__DATA TO USE__

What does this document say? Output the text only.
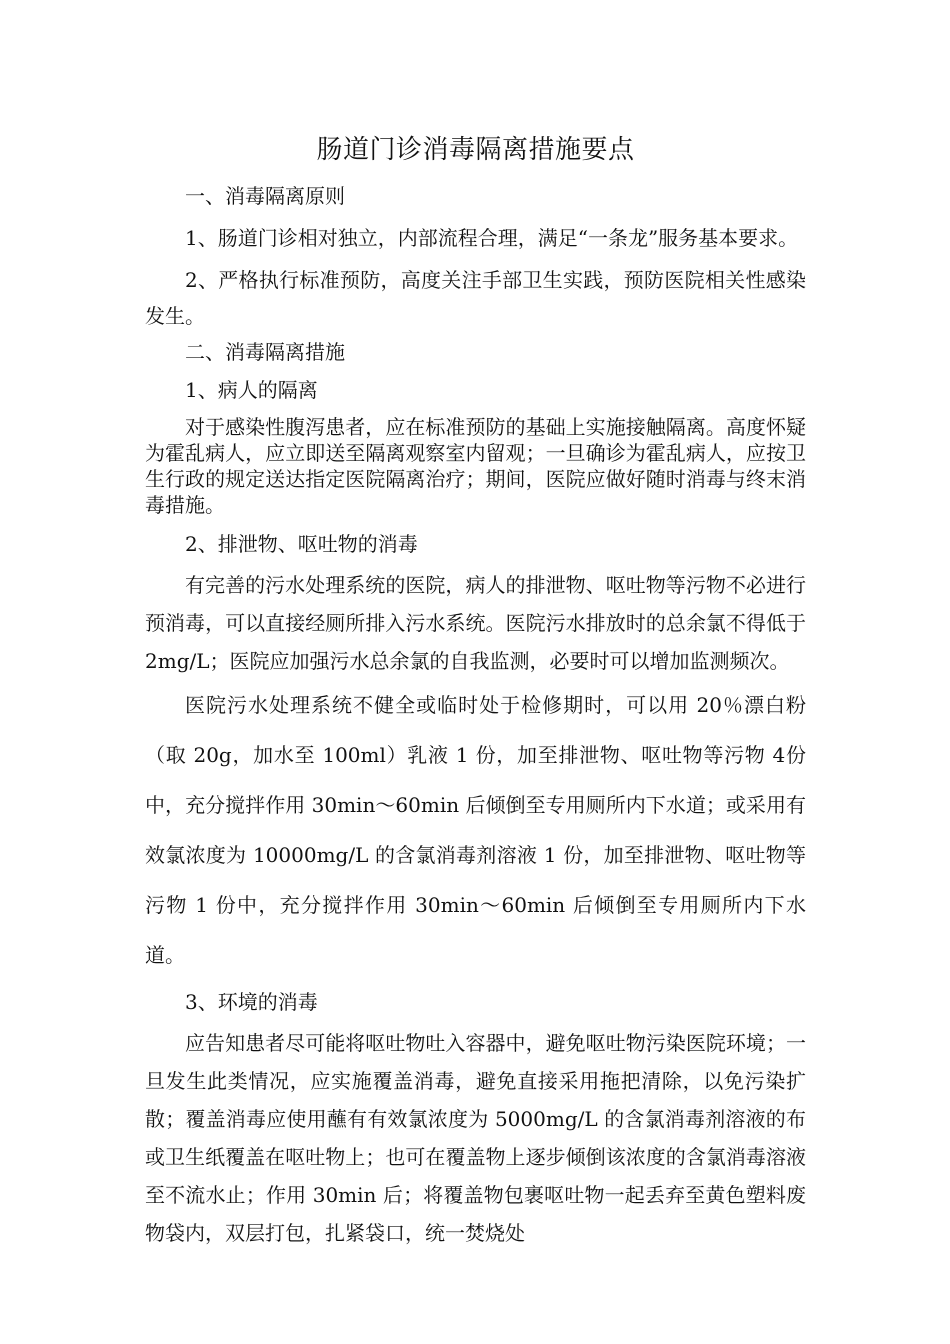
肠道门诊消毒隔离措施要点

一、消毒隔离原则

1、肠道门诊相对独立，内部流程合理，满足“一条龙”服务基本要求。

2、严格执行标准预防，高度关注手部卫生实践，预防医院相关性感染发生。

二、消毒隔离措施

1、病人的隔离

对于感染性腹泻患者，应在标准预防的基础上实施接触隔离。高度怀疑为霍乱病人，应立即送至隔离观察室内留观；一旦确诊为霍乱病人，应按卫生行政的规定送达指定医院隔离治疗；期间，医院应做好随时消毒与终末消毒措施。

2、排泄物、呕吐物的消毒

有完善的污水处理系统的医院，病人的排泄物、呕吐物等污物不必进行预消毒，可以直接经厕所排入污水系统。医院污水排放时的总余氯不得低于 2mg/L；医院应加强污水总余氯的自我监测，必要时可以增加监测频次。

医院污水处理系统不健全或临时处于检修期时，可以用 20％漂白粉（取 20g，加水至 100ml）乳液 1 份，加至排泄物、呕吐物等污物 4份中，充分搅拌作用 30min～60min 后倾倒至专用厕所内下水道；或采用有效氯浓度为 10000mg/L 的含氯消毒剂溶液 1 份，加至排泄物、呕吐物等污物 1 份中，充分搅拌作用 30min～60min 后倾倒至专用厕所内下水道。

3、环境的消毒

应告知患者尽可能将呕吐物吐入容器中，避免呕吐物污染医院环境；一旦发生此类情况，应实施覆盖消毒，避免直接采用拖把清除，以免污染扩散；覆盖消毒应使用蘸有有效氯浓度为 5000mg/L 的含氯消毒剂溶液的布或卫生纸覆盖在呕吐物上；也可在覆盖物上逐步倾倒该浓度的含氯消毒溶液至不流水止；作用 30min 后；将覆盖物包裹呕吐物一起丢弃至黄色塑料废物袋内，双层打包，扎紧袋口，统一焚烧处
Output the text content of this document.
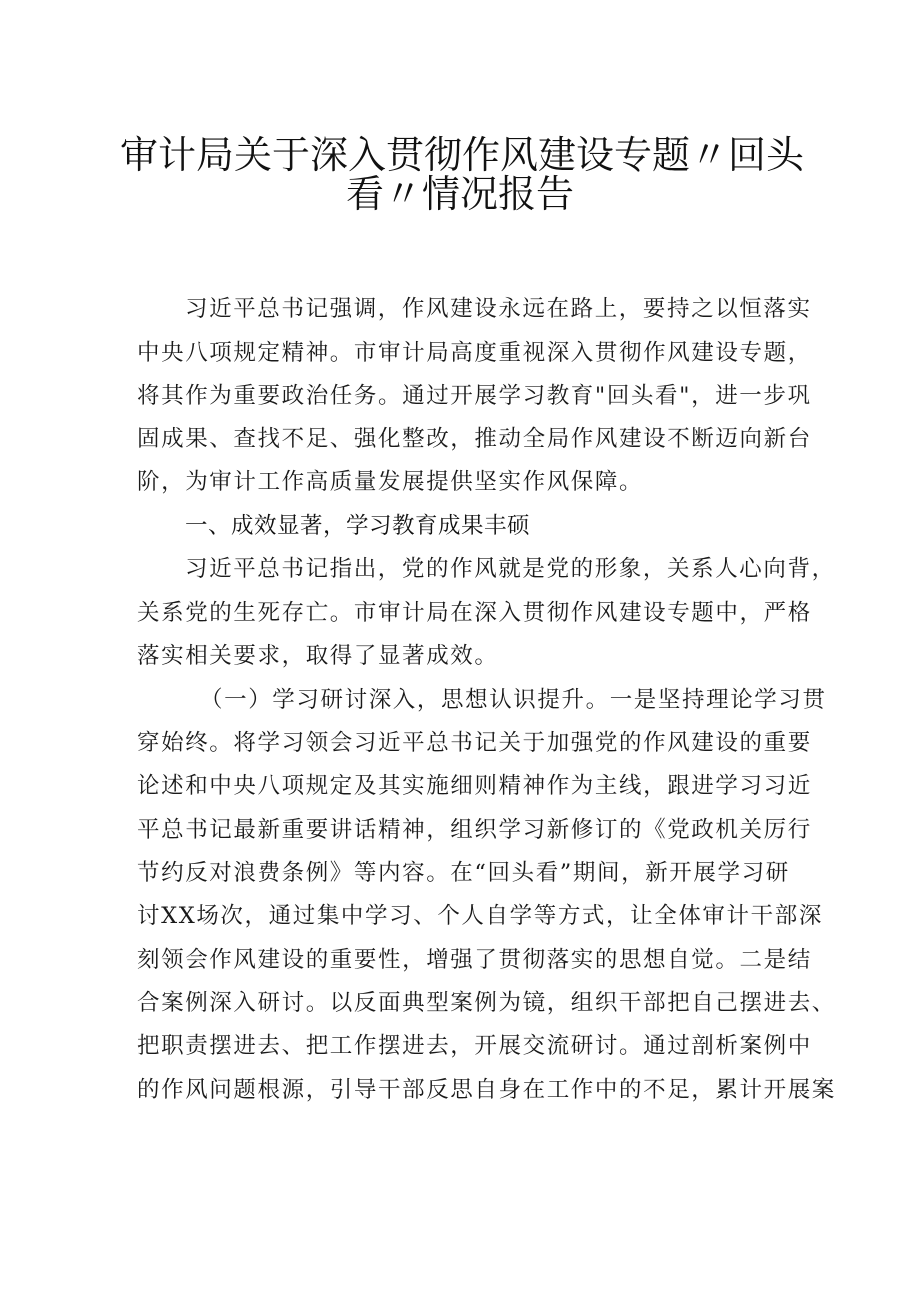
审计局关于深入贯彻作风建设专题〃回头
看〃情况报告
习近平总书记强调，作风建设永远在路上，要持之以恒落实
中央八项规定精神。市审计局高度重视深入贯彻作风建设专题，
将其作为重要政治任务。通过开展学习教育"回头看"，进一步巩
固成果、查找不足、强化整改，推动全局作风建设不断迈向新台
阶，为审计工作高质量发展提供坚实作风保障。
一、成效显著，学习教育成果丰硕
习近平总书记指出，党的作风就是党的形象，关系人心向背，
关系党的生死存亡。市审计局在深入贯彻作风建设专题中，严格
落实相关要求，取得了显著成效。
（一）学习研讨深入，思想认识提升。一是坚持理论学习贯
穿始终。将学习领会习近平总书记关于加强党的作风建设的重要
论述和中央八项规定及其实施细则精神作为主线，跟进学习习近
平总书记最新重要讲话精神，组织学习新修订的《党政机关厉行
节约反对浪费条例》等内容。在“回头看”期间，新开展学习研
讨XX场次，通过集中学习、个人自学等方式，让全体审计干部深
刻领会作风建设的重要性，增强了贯彻落实的思想自觉。二是结
合案例深入研讨。以反面典型案例为镜，组织干部把自己摆进去、
把职责摆进去、把工作摆进去，开展交流研讨。通过剖析案例中
的作风问题根源，引导干部反思自身在工作中的不足，累计开展案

__EXERCISE PROMPT__
From the data above, count the lines where "document" occurs and give that figure and nothing else.

__TASK RESPONSE__
2